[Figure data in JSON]
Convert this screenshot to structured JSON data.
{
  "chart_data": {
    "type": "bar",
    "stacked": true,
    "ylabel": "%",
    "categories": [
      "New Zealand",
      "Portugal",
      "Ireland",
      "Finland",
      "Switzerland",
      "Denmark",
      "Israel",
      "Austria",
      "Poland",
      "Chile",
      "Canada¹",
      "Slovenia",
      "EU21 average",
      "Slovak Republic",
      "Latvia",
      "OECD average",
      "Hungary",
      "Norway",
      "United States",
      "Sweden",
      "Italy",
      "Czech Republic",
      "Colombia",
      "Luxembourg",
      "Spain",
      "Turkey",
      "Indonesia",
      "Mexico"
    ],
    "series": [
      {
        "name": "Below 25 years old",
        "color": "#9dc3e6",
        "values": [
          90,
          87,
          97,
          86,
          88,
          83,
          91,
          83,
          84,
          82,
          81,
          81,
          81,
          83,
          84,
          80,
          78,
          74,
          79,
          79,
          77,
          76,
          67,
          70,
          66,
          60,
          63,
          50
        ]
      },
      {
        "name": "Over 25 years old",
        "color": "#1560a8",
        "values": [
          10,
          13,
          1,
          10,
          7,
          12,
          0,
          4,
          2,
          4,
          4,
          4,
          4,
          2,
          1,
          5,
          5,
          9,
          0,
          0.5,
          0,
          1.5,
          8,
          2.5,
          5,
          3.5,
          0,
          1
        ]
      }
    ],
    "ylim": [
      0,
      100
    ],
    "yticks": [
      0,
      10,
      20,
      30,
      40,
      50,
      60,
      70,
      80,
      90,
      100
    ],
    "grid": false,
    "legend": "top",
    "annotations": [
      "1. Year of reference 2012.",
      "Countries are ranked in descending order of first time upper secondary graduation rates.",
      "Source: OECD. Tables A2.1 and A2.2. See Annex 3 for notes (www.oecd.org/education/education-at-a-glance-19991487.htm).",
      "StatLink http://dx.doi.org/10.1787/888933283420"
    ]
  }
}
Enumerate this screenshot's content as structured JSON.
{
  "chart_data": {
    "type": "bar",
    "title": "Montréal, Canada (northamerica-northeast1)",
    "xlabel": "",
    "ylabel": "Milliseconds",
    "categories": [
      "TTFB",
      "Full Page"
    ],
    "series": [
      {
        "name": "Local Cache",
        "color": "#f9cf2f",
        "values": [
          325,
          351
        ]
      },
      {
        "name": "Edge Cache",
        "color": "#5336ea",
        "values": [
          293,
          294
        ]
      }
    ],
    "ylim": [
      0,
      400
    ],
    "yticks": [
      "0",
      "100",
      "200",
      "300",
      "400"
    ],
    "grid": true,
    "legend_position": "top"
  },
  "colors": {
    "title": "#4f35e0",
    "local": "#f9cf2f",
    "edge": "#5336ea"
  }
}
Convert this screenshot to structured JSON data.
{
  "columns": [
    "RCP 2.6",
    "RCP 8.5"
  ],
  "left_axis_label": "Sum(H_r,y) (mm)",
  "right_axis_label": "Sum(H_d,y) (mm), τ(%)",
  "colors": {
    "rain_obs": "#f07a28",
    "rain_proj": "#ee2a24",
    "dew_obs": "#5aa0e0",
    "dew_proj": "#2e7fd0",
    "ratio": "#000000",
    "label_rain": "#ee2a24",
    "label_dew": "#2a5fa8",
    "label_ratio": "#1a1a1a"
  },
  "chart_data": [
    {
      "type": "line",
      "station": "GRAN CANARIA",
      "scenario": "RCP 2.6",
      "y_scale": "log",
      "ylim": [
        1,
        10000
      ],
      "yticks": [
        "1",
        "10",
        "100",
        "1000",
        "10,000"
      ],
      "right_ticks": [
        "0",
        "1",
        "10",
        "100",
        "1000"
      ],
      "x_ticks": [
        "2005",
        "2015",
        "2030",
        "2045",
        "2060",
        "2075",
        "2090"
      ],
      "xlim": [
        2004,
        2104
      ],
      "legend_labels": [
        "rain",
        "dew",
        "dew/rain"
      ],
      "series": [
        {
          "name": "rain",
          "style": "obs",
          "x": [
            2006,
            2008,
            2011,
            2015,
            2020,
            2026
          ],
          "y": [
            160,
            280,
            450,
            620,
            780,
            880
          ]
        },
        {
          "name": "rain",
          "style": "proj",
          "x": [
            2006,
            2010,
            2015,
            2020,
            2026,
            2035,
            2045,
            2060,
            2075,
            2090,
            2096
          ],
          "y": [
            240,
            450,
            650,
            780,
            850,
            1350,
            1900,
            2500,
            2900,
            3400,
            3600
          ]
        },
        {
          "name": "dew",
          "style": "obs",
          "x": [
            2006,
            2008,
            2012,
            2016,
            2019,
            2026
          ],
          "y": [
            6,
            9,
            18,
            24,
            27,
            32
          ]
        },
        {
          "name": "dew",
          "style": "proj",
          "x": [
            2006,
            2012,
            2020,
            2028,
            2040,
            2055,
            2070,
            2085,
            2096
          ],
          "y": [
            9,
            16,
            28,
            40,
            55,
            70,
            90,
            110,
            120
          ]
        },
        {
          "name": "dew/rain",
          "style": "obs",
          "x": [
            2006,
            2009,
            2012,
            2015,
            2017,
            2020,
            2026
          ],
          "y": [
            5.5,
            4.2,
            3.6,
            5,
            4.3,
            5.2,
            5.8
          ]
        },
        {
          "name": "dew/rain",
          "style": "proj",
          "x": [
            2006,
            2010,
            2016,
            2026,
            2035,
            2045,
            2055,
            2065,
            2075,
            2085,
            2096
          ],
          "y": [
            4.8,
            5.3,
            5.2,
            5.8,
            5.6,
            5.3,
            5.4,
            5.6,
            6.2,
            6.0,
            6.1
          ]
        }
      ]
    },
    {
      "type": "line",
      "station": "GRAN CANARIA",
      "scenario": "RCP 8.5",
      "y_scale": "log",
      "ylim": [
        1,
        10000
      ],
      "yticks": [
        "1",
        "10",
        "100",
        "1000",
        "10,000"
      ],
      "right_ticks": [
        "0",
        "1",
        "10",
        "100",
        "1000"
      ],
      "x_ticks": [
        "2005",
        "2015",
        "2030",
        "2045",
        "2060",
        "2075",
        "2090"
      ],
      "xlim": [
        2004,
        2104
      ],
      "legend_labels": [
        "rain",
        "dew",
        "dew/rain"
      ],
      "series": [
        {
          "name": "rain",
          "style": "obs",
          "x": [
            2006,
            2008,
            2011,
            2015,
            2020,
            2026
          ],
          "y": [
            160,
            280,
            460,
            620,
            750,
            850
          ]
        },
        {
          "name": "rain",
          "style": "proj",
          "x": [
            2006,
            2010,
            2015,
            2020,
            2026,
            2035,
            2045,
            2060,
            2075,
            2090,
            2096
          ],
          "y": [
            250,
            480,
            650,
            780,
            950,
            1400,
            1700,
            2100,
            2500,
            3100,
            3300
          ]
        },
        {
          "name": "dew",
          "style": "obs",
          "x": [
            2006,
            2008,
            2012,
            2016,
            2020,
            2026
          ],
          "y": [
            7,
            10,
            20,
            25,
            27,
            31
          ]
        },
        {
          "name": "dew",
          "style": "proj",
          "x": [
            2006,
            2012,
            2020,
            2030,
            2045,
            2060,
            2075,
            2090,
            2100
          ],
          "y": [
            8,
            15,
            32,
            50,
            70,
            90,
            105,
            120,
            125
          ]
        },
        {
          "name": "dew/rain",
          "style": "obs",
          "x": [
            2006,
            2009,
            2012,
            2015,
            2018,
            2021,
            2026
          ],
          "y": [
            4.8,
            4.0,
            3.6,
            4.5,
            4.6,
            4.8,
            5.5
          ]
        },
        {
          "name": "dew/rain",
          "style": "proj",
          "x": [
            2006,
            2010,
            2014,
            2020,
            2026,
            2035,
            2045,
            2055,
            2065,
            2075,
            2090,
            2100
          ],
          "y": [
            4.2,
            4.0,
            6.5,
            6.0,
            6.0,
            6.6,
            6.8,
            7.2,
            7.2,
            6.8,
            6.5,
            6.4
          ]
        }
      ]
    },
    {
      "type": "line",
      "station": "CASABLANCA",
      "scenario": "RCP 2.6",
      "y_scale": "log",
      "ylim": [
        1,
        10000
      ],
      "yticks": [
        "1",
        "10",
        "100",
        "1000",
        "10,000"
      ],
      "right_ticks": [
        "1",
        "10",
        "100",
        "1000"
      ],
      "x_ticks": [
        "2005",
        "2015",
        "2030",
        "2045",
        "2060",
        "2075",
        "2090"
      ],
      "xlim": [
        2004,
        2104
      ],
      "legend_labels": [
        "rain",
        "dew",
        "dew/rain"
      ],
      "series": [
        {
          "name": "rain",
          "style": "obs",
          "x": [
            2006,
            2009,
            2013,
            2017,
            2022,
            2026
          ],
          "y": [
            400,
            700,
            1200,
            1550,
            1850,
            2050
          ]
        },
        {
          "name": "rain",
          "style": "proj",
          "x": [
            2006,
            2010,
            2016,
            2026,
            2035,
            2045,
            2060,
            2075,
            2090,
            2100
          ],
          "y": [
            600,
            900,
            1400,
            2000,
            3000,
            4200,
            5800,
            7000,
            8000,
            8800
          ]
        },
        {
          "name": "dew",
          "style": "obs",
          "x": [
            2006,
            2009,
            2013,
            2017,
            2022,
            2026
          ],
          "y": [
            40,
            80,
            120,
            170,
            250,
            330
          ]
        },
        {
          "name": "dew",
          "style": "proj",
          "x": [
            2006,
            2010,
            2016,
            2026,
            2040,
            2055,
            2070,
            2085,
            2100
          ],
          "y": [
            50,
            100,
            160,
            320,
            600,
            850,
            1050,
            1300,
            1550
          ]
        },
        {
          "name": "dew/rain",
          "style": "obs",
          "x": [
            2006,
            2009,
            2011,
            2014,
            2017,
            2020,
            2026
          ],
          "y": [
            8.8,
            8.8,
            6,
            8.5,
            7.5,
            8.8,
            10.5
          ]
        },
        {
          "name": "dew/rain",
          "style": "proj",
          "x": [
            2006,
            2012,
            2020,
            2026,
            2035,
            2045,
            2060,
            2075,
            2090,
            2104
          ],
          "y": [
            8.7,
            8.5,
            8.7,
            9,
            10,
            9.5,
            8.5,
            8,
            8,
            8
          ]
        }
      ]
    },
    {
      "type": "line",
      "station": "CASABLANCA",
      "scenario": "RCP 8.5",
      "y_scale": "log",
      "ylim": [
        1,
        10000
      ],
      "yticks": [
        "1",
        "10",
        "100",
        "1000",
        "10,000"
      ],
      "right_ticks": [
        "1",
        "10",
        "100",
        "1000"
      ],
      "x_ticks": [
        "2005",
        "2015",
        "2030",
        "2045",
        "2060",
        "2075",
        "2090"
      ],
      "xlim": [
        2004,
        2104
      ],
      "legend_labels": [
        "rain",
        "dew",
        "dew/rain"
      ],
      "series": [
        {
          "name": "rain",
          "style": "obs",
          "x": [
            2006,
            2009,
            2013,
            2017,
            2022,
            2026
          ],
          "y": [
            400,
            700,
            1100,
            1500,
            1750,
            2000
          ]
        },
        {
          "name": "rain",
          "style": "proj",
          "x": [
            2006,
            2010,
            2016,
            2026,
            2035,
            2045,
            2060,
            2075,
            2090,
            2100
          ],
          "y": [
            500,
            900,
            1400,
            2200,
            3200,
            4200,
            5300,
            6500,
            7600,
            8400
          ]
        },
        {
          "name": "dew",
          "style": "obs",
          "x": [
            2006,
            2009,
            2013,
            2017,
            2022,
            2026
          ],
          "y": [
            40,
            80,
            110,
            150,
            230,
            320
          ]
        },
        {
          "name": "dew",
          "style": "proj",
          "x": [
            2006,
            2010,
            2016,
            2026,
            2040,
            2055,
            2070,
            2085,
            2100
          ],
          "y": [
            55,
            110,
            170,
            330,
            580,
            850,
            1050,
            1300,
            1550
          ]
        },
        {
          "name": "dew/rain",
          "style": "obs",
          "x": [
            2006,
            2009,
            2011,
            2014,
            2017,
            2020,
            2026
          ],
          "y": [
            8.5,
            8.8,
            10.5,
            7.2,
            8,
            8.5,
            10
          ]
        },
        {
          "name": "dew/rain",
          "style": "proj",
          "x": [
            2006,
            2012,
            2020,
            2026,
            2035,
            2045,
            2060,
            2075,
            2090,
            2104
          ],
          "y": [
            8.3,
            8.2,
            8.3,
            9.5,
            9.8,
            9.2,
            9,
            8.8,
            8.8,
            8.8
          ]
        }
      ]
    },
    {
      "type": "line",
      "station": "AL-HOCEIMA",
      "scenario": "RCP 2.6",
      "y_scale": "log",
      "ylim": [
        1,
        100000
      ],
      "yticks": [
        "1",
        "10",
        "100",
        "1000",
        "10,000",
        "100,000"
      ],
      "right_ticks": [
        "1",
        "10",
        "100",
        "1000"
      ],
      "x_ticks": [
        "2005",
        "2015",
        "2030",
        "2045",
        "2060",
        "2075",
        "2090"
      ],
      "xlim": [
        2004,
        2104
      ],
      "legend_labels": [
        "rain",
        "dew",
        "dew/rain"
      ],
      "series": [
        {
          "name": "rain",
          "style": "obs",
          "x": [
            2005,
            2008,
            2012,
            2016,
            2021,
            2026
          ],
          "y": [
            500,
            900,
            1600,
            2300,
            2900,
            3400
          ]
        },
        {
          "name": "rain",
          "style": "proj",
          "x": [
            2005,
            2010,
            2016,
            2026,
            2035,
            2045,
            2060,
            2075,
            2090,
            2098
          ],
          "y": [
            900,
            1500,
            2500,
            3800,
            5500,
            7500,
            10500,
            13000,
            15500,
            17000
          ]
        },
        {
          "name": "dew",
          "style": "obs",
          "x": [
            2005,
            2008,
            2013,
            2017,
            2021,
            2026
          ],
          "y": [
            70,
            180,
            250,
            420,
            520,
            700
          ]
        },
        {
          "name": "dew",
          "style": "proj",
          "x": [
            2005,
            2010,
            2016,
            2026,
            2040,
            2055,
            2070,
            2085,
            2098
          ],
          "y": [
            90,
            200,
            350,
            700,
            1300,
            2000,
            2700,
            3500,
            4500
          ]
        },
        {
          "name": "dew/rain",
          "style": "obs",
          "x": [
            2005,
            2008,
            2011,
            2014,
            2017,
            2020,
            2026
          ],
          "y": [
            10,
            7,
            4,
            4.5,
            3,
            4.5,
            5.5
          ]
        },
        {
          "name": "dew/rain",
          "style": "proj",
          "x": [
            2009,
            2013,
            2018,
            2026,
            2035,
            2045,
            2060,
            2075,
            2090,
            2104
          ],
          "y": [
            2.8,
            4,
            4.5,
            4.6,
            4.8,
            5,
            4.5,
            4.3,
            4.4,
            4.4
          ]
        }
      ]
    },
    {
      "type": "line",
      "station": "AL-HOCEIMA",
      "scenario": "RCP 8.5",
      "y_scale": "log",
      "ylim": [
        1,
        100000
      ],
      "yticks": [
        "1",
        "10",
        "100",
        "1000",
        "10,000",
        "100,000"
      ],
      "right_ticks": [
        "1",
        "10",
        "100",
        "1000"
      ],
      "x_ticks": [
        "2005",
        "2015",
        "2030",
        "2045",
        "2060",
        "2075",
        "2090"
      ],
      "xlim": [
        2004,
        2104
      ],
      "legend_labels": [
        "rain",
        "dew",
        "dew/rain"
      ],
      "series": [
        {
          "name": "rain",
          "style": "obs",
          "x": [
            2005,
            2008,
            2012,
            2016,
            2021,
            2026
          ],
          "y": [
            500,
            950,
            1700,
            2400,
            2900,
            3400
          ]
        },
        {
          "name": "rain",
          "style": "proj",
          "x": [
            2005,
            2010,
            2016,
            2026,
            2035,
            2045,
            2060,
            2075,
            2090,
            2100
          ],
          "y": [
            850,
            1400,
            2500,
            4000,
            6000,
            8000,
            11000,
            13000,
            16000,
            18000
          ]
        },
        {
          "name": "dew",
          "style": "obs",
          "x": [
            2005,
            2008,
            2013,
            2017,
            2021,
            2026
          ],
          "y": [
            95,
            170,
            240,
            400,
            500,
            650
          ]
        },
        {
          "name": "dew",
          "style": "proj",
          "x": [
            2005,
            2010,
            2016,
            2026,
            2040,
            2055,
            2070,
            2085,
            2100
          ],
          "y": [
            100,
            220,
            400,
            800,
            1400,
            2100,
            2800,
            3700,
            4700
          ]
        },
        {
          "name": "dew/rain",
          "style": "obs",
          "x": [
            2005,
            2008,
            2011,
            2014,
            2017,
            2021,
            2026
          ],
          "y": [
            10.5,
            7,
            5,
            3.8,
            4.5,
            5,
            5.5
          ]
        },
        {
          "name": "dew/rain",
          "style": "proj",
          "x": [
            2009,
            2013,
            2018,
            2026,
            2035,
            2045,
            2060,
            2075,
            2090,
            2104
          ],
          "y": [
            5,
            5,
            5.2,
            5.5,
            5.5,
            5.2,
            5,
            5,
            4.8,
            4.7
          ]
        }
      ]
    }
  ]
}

◆ Written task ◆
Count how many lines above contain the word "OECD". Reply with the number alone.

◆ Answer ◆
2